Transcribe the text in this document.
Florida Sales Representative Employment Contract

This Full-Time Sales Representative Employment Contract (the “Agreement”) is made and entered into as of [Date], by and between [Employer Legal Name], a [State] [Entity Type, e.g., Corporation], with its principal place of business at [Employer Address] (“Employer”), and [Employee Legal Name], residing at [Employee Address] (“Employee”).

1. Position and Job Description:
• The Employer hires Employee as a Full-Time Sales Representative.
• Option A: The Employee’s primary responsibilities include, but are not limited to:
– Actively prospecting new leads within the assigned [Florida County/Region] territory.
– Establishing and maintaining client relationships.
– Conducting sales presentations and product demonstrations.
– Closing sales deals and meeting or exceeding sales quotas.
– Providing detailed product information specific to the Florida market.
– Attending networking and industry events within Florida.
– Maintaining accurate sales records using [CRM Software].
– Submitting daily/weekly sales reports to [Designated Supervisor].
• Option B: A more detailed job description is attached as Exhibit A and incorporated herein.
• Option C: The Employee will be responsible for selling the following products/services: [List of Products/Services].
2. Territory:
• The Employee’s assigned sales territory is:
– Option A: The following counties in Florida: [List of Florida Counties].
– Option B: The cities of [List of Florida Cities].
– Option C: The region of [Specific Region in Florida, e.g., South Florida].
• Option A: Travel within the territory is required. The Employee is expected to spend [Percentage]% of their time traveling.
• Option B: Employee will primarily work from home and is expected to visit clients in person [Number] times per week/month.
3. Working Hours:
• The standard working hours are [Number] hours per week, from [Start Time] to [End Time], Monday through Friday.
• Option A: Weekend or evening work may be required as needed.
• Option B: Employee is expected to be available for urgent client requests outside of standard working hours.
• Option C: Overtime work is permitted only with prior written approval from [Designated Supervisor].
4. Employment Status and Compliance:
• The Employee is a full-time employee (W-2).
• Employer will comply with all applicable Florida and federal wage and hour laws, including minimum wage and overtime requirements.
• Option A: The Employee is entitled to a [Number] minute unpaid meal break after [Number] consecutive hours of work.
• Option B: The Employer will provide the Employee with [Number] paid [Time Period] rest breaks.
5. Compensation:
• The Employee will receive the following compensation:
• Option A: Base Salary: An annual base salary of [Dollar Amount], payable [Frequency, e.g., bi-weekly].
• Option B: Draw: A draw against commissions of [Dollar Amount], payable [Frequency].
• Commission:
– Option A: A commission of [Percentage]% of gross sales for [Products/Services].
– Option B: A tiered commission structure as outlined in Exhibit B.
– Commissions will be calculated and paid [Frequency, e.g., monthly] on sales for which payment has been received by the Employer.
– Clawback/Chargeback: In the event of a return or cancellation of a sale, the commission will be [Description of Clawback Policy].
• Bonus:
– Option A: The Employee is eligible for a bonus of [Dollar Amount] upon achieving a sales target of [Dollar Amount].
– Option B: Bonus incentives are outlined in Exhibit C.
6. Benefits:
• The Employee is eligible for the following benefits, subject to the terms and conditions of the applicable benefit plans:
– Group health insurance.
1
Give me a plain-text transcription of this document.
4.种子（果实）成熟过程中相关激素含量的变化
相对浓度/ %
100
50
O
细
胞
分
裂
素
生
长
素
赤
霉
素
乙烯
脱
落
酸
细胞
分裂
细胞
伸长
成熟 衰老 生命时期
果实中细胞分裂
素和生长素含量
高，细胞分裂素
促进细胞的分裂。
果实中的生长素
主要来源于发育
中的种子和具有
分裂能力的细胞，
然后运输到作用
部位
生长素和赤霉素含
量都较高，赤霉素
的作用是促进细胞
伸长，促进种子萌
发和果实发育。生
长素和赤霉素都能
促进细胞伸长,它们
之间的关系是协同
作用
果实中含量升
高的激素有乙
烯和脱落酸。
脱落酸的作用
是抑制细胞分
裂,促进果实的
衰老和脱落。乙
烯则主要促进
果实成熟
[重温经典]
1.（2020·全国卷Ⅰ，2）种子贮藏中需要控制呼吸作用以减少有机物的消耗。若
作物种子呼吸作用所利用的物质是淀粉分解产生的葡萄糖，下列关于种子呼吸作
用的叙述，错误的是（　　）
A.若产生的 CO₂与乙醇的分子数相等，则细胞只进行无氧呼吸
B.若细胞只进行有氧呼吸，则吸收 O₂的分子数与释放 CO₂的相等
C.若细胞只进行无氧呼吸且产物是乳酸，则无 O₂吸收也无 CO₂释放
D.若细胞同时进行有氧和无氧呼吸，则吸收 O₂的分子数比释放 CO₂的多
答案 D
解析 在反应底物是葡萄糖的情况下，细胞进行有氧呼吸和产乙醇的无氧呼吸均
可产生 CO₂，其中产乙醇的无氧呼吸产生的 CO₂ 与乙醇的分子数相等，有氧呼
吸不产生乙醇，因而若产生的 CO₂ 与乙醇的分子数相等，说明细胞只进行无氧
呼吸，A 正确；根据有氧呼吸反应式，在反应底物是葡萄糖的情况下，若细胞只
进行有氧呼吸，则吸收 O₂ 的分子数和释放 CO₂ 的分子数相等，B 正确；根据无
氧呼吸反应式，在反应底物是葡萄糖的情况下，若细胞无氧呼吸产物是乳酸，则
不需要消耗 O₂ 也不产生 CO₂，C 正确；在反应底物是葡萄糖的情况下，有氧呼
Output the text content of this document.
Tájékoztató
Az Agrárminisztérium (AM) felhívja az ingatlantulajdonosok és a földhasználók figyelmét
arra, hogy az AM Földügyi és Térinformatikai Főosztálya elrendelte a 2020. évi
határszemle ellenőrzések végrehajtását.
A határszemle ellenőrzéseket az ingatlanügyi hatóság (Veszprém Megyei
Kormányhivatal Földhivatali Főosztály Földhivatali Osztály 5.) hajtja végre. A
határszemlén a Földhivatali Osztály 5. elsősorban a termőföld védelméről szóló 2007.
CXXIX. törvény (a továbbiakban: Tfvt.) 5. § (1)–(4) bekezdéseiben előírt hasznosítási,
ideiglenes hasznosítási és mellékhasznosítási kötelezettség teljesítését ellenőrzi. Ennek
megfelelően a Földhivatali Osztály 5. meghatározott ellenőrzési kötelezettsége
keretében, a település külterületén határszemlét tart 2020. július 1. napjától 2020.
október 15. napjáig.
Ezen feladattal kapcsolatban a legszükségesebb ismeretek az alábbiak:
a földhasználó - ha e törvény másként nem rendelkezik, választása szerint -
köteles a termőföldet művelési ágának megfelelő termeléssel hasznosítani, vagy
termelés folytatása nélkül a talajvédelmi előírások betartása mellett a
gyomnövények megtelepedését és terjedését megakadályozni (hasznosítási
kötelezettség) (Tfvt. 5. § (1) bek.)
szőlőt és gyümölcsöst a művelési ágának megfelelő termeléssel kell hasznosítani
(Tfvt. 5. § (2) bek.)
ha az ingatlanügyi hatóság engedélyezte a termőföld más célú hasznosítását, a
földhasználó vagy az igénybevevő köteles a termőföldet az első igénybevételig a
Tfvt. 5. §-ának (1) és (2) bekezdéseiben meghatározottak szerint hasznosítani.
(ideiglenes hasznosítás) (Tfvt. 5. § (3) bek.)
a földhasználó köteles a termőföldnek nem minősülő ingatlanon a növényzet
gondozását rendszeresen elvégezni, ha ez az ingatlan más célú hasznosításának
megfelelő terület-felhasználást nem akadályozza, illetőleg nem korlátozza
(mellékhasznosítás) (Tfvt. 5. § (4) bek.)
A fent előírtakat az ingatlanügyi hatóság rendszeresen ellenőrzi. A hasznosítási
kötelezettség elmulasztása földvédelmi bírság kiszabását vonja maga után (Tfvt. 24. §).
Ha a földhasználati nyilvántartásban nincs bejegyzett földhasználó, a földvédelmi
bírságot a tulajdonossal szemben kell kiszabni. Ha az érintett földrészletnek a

================================

*WHAT YOU SHOULD DO*
In the records above, find the lines containing "outlined" and copy them.

*REPLY TO THE EXERCISE*
– Option B: A tiered commission structure as outlined in Exhibit B.
– Option B: Bonus incentives are outlined in Exhibit C.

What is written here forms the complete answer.